-- begin Dataset records --

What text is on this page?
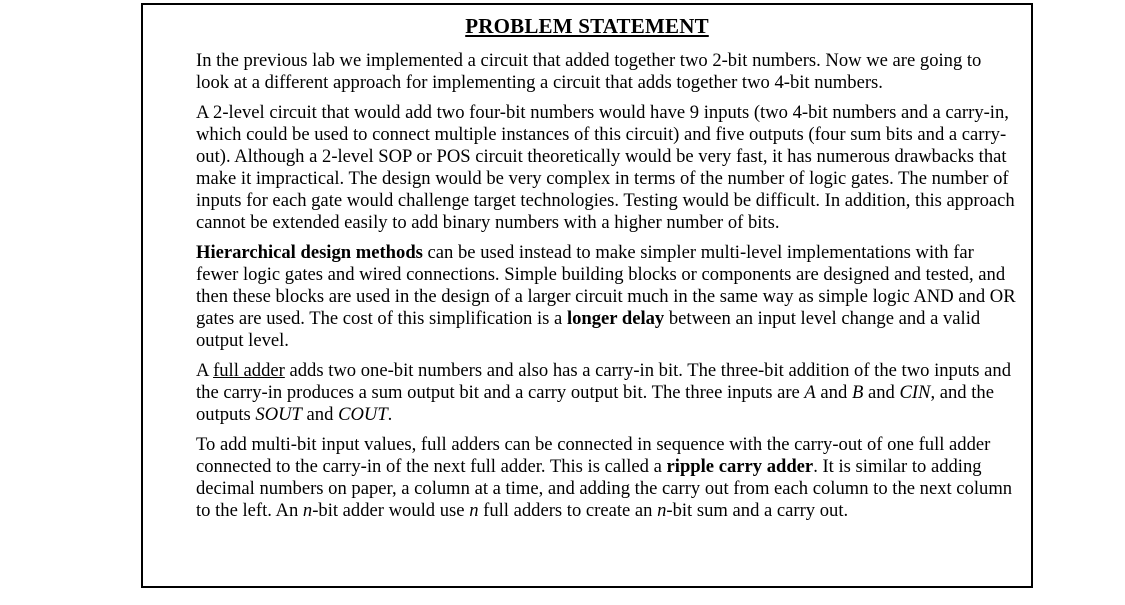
PROBLEM STATEMENT

In the previous lab we implemented a circuit that added together two 2-bit numbers. Now we are going to look at a different approach for implementing a circuit that adds together two 4-bit numbers.

A 2-level circuit that would add two four-bit numbers would have 9 inputs (two 4-bit numbers and a carry-in, which could be used to connect multiple instances of this circuit) and five outputs (four sum bits and a carry-out). Although a 2-level SOP or POS circuit theoretically would be very fast, it has numerous drawbacks that make it impractical. The design would be very complex in terms of the number of logic gates. The number of inputs for each gate would challenge target technologies. Testing would be difficult. In addition, this approach cannot be extended easily to add binary numbers with a higher number of bits.

Hierarchical design methods can be used instead to make simpler multi-level implementations with far fewer logic gates and wired connections. Simple building blocks or components are designed and tested, and then these blocks are used in the design of a larger circuit much in the same way as simple logic AND and OR gates are used. The cost of this simplification is a longer delay between an input level change and a valid output level.

A full adder adds two one-bit numbers and also has a carry-in bit. The three-bit addition of the two inputs and the carry-in produces a sum output bit and a carry output bit. The three inputs are A and B and CIN, and the outputs SOUT and COUT.

To add multi-bit input values, full adders can be connected in sequence with the carry-out of one full adder connected to the carry-in of the next full adder. This is called a ripple carry adder. It is similar to adding decimal numbers on paper, a column at a time, and adding the carry out from each column to the next column to the left. An n-bit adder would use n full adders to create an n-bit sum and a carry out.
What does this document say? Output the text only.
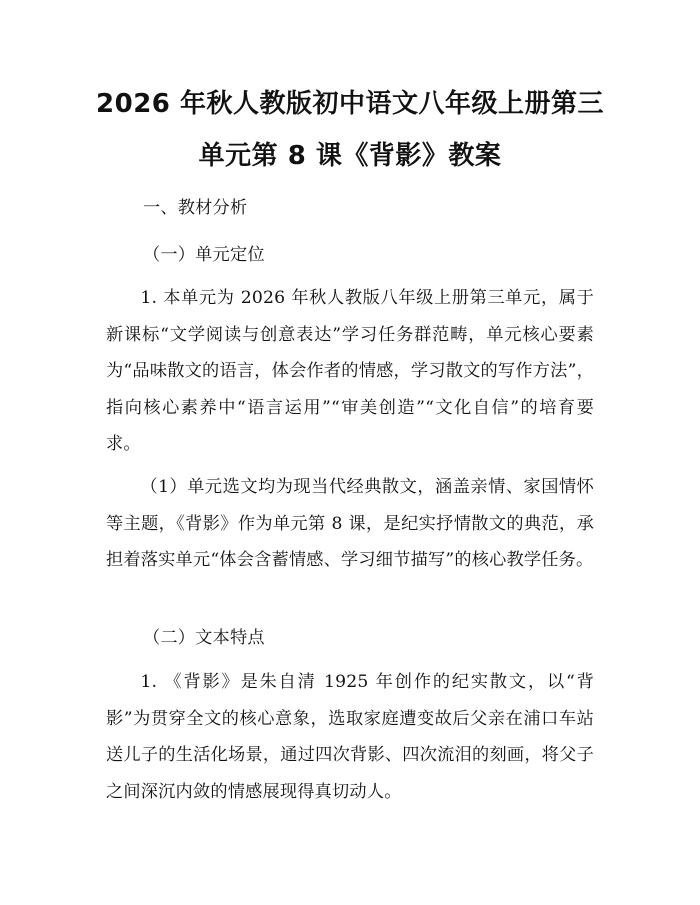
2026 年秋人教版初中语文八年级上册第三单元第 8 课《背影》教案
一、教材分析
（一）单元定位
1. 本单元为 2026 年秋人教版八年级上册第三单元，属于新课标“文学阅读与创意表达”学习任务群范畴，单元核心要素为“品味散文的语言，体会作者的情感，学习散文的写作方法”，指向核心素养中“语言运用”“审美创造”“文化自信”的培育要求。
（1）单元选文均为现当代经典散文，涵盖亲情、家国情怀等主题，《背影》作为单元第 8 课，是纪实抒情散文的典范，承担着落实单元“体会含蓄情感、学习细节描写”的核心教学任务。
（二）文本特点
1. 《背影》是朱自清 1925 年创作的纪实散文，以“背影”为贯穿全文的核心意象，选取家庭遭变故后父亲在浦口车站送儿子的生活化场景，通过四次背影、四次流泪的刻画，将父子之间深沉内敛的情感展现得真切动人。
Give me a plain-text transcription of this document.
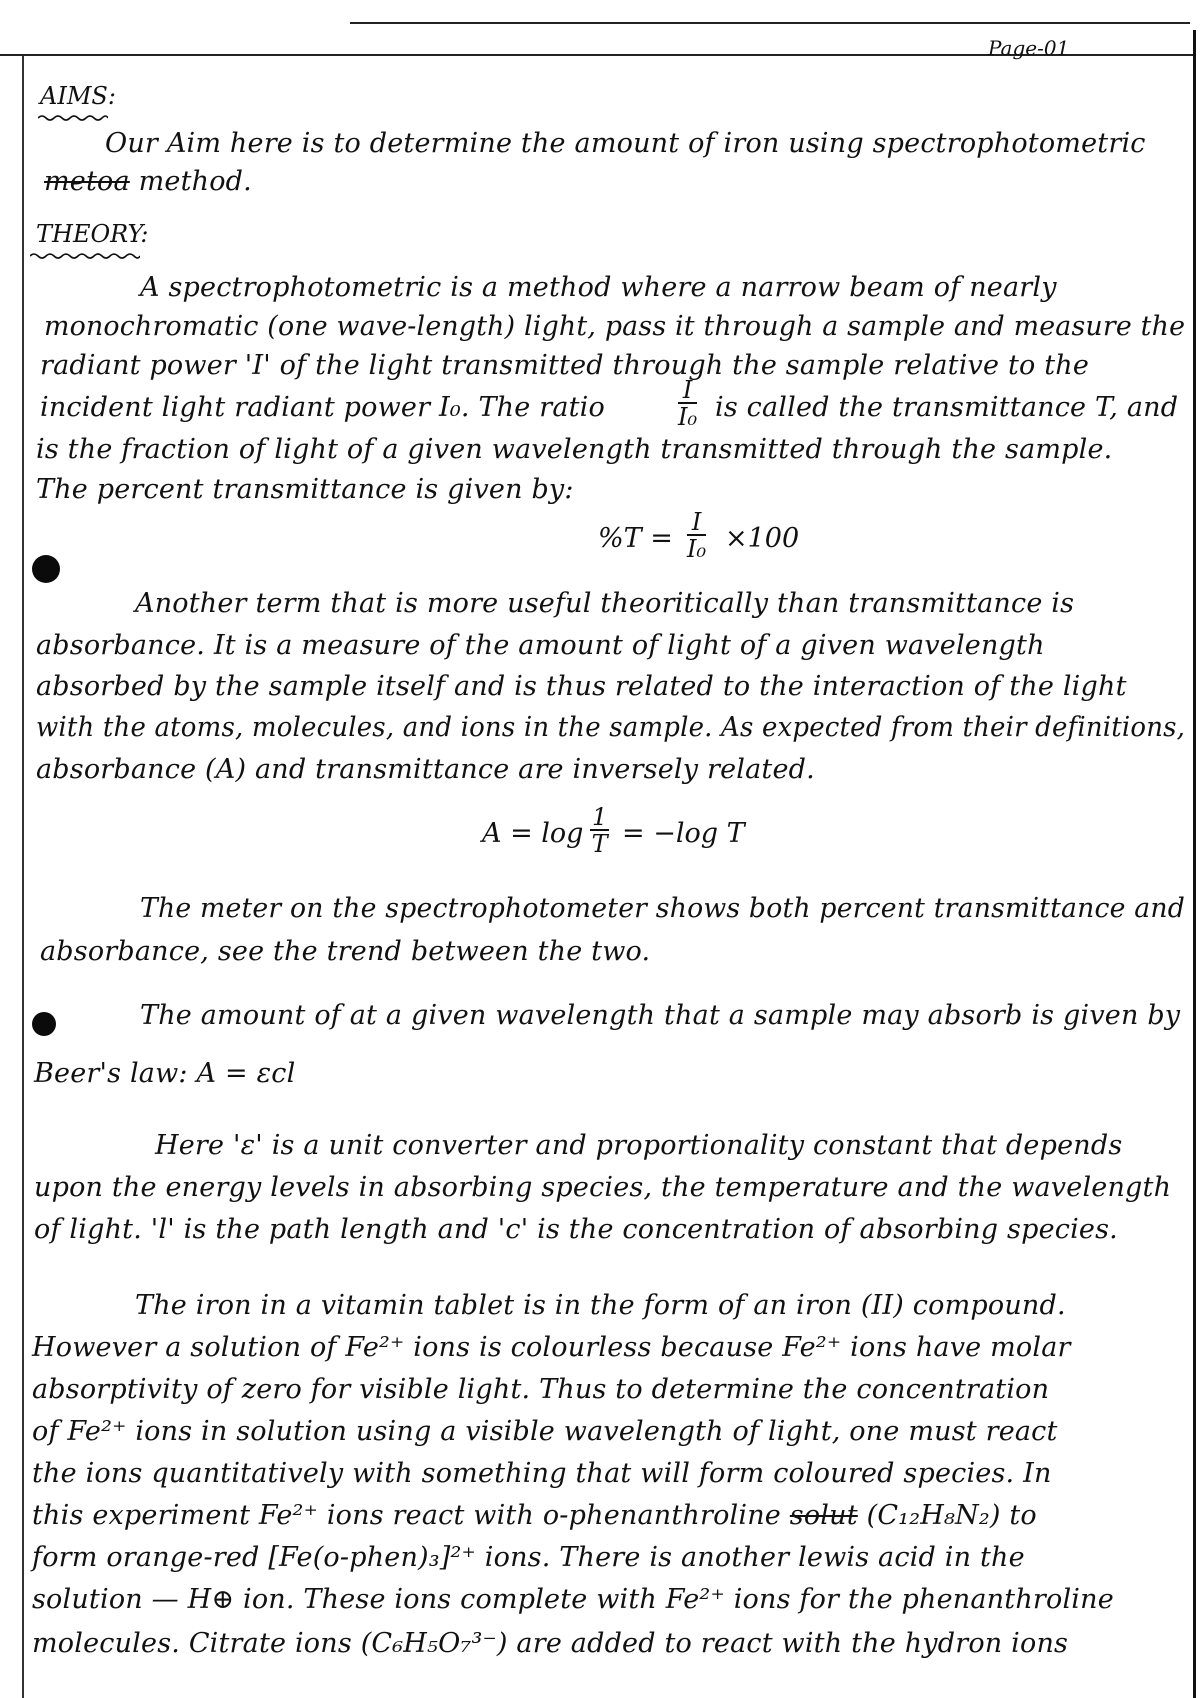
Page-01
AIMS:
Our Aim here is to determine the amount of iron using spectrophotometric
metoa method.
THEORY:
A spectrophotometric is a method where a narrow beam of nearly
monochromatic (one wave-length) light, pass it through a sample and measure the
radiant power 'I' of the light transmitted through the sample relative to the
incident light radiant power I₀. The ratio	$\frac{I}{\text{I₀}}$ is called the transmittance T, and
is the fraction of light of a given wavelength transmitted through the sample.
The percent transmittance is given by:
$\%T = \frac{I}{\text{I₀}} \times 100$
Another term that is more useful theoritically than transmittance is
absorbance. It is a measure of the amount of light of a given wavelength
absorbed by the sample itself and is thus related to the interaction of the light
with the atoms, molecules, and ions in the sample. As expected from their definitions,
absorbance (A) and transmittance are inversely related.
$A = \log \frac{1}{T} = -\log$ T
The meter on the spectrophotometer shows both percent transmittance and
absorbance, see the trend between the two.
The amount of at a given wavelength that a sample may absorb is given by
Beer's law: A = εcl
Here 'ε' is a unit converter and proportionality constant that depends
upon the energy levels in absorbing species, the temperature and the wavelength
of light. 'l' is the path length and 'c' is the concentration of absorbing species.
The iron in a vitamin tablet is in the form of an iron (II) compound.
However a solution of Fe²⁺ ions is colourless because Fe²⁺ ions have molar
absorptivity of zero for visible light. Thus to determine the concentration
of Fe²⁺ ions in solution using a visible wavelength of light, one must react
the ions quantitatively with something that will form coloured species. In
this experiment Fe²⁺ ions react with o-phenanthroline solut (C₁₂H₈N₂) to
form orange-red [Fe(o-phen)₃]²⁺ ions. There is another lewis acid in the
solution — H⊕ ion. These ions complete with Fe²⁺ ions for the phenanthroline
molecules. Citrate ions (C₆H₅O₇³⁻) are added to react with the hydron ions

-- end Dataset records --

*What needs to be done*
Print the records word for word and exclude any picture they hold.

*Output of the task*
What text is on this page?
PROBLEM STATEMENT

In the previous lab we implemented a circuit that added together two 2-bit numbers. Now we are going to look at a different approach for implementing a circuit that adds together two 4-bit numbers.

A 2-level circuit that would add two four-bit numbers would have 9 inputs (two 4-bit numbers and a carry-in, which could be used to connect multiple instances of this circuit) and five outputs (four sum bits and a carry-out). Although a 2-level SOP or POS circuit theoretically would be very fast, it has numerous drawbacks that make it impractical. The design would be very complex in terms of the number of logic gates. The number of inputs for each gate would challenge target technologies. Testing would be difficult. In addition, this approach cannot be extended easily to add binary numbers with a higher number of bits.

Hierarchical design methods can be used instead to make simpler multi-level implementations with far fewer logic gates and wired connections. Simple building blocks or components are designed and tested, and then these blocks are used in the design of a larger circuit much in the same way as simple logic AND and OR gates are used. The cost of this simplification is a longer delay between an input level change and a valid output level.

A full adder adds two one-bit numbers and also has a carry-in bit. The three-bit addition of the two inputs and the carry-in produces a sum output bit and a carry output bit. The three inputs are A and B and CIN, and the outputs SOUT and COUT.

To add multi-bit input values, full adders can be connected in sequence with the carry-out of one full adder connected to the carry-in of the next full adder. This is called a ripple carry adder. It is similar to adding decimal numbers on paper, a column at a time, and adding the carry out from each column to the next column to the left. An n-bit adder would use n full adders to create an n-bit sum and a carry out.
What does this document say? Output the text only.
2026 年秋人教版初中语文八年级上册第三单元第 8 课《背影》教案
一、教材分析
（一）单元定位
1. 本单元为 2026 年秋人教版八年级上册第三单元，属于新课标“文学阅读与创意表达”学习任务群范畴，单元核心要素为“品味散文的语言，体会作者的情感，学习散文的写作方法”，指向核心素养中“语言运用”“审美创造”“文化自信”的培育要求。
（1）单元选文均为现当代经典散文，涵盖亲情、家国情怀等主题，《背影》作为单元第 8 课，是纪实抒情散文的典范，承担着落实单元“体会含蓄情感、学习细节描写”的核心教学任务。
（二）文本特点
1. 《背影》是朱自清 1925 年创作的纪实散文，以“背影”为贯穿全文的核心意象，选取家庭遭变故后父亲在浦口车站送儿子的生活化场景，通过四次背影、四次流泪的刻画，将父子之间深沉内敛的情感展现得真切动人。
Give me a plain-text transcription of this document.
Page-01
AIMS:
Our Aim here is to determine the amount of iron using spectrophotometric
metoa method.
THEORY:
A spectrophotometric is a method where a narrow beam of nearly
monochromatic (one wave-length) light, pass it through a sample and measure the
radiant power 'I' of the light transmitted through the sample relative to the
incident light radiant power I₀. The ratio	$\frac{I}{\text{I₀}}$ is called the transmittance T, and
is the fraction of light of a given wavelength transmitted through the sample.
The percent transmittance is given by:
$\%T = \frac{I}{\text{I₀}} \times 100$
Another term that is more useful theoritically than transmittance is
absorbance. It is a measure of the amount of light of a given wavelength
absorbed by the sample itself and is thus related to the interaction of the light
with the atoms, molecules, and ions in the sample. As expected from their definitions,
absorbance (A) and transmittance are inversely related.
$A = \log \frac{1}{T} = -\log$ T
The meter on the spectrophotometer shows both percent transmittance and
absorbance, see the trend between the two.
The amount of at a given wavelength that a sample may absorb is given by
Beer's law: A = εcl
Here 'ε' is a unit converter and proportionality constant that depends
upon the energy levels in absorbing species, the temperature and the wavelength
of light. 'l' is the path length and 'c' is the concentration of absorbing species.
The iron in a vitamin tablet is in the form of an iron (II) compound.
However a solution of Fe²⁺ ions is colourless because Fe²⁺ ions have molar
absorptivity of zero for visible light. Thus to determine the concentration
of Fe²⁺ ions in solution using a visible wavelength of light, one must react
the ions quantitatively with something that will form coloured species. In
this experiment Fe²⁺ ions react with o-phenanthroline solut (C₁₂H₈N₂) to
form orange-red [Fe(o-phen)₃]²⁺ ions. There is another lewis acid in the
solution — H⊕ ion. These ions complete with Fe²⁺ ions for the phenanthroline
molecules. Citrate ions (C₆H₅O₇³⁻) are added to react with the hydron ions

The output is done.